**DIRECTIONS FOR THIS TASK**
State how many lines of the records contain the string "JSON". Give the number alone.

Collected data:
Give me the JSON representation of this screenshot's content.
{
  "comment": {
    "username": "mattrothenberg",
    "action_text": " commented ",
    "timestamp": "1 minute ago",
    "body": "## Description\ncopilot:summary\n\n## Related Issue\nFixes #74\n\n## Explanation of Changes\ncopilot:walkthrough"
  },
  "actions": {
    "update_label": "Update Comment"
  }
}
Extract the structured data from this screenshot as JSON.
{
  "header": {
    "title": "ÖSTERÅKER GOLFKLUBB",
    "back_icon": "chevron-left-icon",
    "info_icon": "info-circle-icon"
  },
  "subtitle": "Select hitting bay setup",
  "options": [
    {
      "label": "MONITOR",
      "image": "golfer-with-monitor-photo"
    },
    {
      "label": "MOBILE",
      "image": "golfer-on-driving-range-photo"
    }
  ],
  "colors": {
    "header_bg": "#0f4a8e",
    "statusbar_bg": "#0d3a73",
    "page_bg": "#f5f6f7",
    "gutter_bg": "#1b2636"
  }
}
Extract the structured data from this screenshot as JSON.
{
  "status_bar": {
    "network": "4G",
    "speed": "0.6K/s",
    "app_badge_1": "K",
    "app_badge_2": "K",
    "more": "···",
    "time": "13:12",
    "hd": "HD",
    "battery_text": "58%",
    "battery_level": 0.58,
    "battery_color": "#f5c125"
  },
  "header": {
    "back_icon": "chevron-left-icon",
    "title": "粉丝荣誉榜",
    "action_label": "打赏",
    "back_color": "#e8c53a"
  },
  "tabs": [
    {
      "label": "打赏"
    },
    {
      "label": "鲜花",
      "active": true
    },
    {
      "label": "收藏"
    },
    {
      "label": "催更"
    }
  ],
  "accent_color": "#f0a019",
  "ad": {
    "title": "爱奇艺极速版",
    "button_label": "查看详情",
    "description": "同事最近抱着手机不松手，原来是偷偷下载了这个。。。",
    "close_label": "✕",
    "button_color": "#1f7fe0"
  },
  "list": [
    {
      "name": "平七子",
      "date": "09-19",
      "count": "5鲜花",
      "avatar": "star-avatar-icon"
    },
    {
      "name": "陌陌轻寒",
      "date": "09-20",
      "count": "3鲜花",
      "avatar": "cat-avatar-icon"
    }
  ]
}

--

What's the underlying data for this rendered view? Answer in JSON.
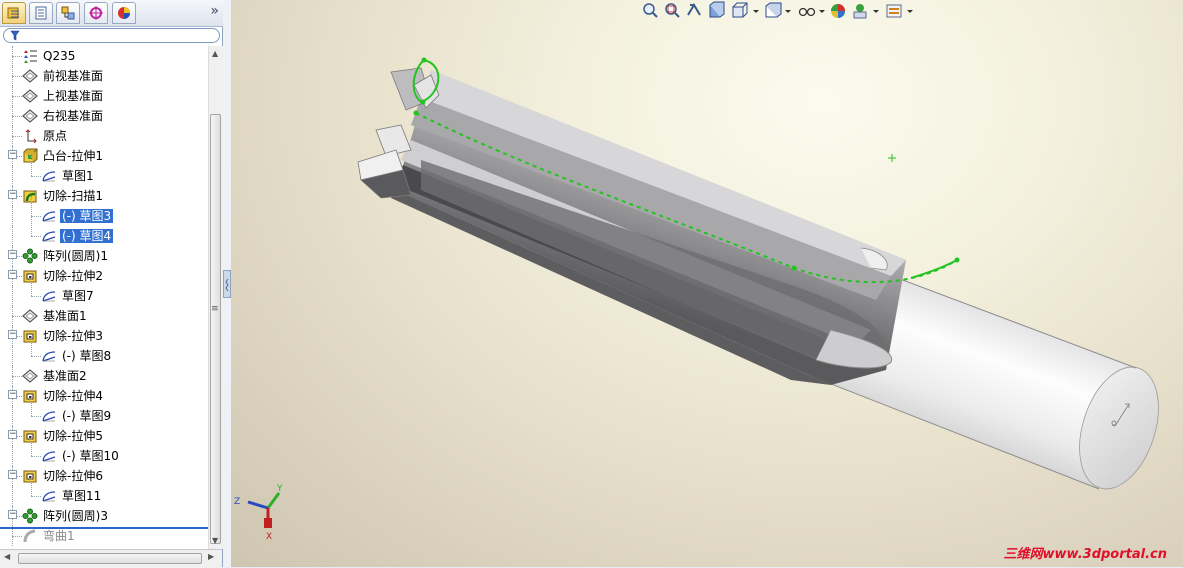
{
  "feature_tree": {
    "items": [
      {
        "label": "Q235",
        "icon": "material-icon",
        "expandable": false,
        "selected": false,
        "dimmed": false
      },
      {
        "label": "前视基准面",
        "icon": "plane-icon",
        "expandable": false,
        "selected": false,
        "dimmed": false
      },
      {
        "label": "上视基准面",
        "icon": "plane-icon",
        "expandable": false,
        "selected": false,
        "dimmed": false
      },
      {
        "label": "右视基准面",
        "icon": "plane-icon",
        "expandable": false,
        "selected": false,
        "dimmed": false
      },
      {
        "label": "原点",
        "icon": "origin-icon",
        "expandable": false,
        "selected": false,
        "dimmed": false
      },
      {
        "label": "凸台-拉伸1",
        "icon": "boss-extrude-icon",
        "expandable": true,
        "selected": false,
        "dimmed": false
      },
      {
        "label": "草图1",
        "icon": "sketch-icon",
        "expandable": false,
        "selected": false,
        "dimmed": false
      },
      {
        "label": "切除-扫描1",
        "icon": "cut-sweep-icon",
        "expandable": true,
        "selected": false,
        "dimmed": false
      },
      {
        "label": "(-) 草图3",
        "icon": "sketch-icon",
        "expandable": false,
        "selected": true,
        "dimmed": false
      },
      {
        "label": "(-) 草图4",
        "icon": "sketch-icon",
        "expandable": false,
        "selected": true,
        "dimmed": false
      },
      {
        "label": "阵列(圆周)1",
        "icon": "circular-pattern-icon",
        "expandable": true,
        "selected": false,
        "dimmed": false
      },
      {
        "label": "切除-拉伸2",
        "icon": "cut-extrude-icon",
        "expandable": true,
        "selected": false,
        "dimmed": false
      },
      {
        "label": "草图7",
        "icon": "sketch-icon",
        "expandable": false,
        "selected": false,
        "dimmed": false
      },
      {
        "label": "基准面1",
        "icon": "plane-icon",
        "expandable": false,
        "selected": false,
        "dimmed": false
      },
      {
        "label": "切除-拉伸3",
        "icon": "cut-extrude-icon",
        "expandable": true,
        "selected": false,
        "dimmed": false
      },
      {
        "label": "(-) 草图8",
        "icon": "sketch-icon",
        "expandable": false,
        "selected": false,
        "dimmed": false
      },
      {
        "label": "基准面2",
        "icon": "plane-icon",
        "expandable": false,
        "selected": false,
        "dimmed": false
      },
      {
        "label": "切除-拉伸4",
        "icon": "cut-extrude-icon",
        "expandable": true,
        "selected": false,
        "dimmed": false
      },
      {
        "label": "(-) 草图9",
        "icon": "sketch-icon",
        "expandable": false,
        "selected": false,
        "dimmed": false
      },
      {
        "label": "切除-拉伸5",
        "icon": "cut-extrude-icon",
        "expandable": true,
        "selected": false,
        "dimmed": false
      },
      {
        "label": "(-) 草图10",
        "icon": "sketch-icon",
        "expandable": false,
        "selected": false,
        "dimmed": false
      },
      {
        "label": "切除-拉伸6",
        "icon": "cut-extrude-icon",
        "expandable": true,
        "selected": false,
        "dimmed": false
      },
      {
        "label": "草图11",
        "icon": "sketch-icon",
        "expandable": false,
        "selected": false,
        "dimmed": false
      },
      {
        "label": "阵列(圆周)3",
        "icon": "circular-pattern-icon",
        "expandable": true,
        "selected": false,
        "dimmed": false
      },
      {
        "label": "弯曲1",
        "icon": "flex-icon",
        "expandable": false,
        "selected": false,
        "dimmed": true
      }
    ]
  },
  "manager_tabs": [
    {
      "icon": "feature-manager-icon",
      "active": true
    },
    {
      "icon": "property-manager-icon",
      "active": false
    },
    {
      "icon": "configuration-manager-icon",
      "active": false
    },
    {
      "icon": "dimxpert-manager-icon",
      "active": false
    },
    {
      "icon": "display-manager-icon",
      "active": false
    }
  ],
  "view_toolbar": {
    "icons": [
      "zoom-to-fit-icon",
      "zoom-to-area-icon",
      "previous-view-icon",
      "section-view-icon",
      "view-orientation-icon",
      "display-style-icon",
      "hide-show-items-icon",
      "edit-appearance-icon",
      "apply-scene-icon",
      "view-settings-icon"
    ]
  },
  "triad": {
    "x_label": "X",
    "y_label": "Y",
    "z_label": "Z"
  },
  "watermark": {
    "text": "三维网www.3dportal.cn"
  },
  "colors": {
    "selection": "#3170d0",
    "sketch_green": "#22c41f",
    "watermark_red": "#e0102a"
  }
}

* * *

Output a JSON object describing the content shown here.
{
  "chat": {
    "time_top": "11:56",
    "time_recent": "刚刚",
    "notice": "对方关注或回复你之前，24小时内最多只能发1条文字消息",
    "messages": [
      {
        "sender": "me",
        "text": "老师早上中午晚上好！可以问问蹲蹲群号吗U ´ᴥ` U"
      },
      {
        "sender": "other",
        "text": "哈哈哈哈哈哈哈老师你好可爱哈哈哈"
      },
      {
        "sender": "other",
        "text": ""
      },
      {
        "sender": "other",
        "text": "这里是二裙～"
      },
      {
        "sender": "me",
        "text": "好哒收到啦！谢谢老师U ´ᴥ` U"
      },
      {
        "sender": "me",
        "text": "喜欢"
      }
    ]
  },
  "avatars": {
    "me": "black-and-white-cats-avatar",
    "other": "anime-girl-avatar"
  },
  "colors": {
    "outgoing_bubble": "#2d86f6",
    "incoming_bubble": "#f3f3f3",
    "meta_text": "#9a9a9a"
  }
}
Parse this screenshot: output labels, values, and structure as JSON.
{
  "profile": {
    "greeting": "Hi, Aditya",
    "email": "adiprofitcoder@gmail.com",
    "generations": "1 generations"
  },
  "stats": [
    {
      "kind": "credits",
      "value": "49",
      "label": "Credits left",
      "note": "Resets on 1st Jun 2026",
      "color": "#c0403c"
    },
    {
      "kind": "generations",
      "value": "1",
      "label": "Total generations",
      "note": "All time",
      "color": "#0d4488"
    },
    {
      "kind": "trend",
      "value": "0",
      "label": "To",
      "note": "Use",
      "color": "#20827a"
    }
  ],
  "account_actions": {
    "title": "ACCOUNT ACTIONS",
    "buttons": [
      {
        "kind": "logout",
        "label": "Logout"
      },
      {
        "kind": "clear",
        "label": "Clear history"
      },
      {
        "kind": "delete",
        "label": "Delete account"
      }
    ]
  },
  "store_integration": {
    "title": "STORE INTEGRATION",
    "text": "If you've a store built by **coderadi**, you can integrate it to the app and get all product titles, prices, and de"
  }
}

**COMPLETE OUTPUT**
6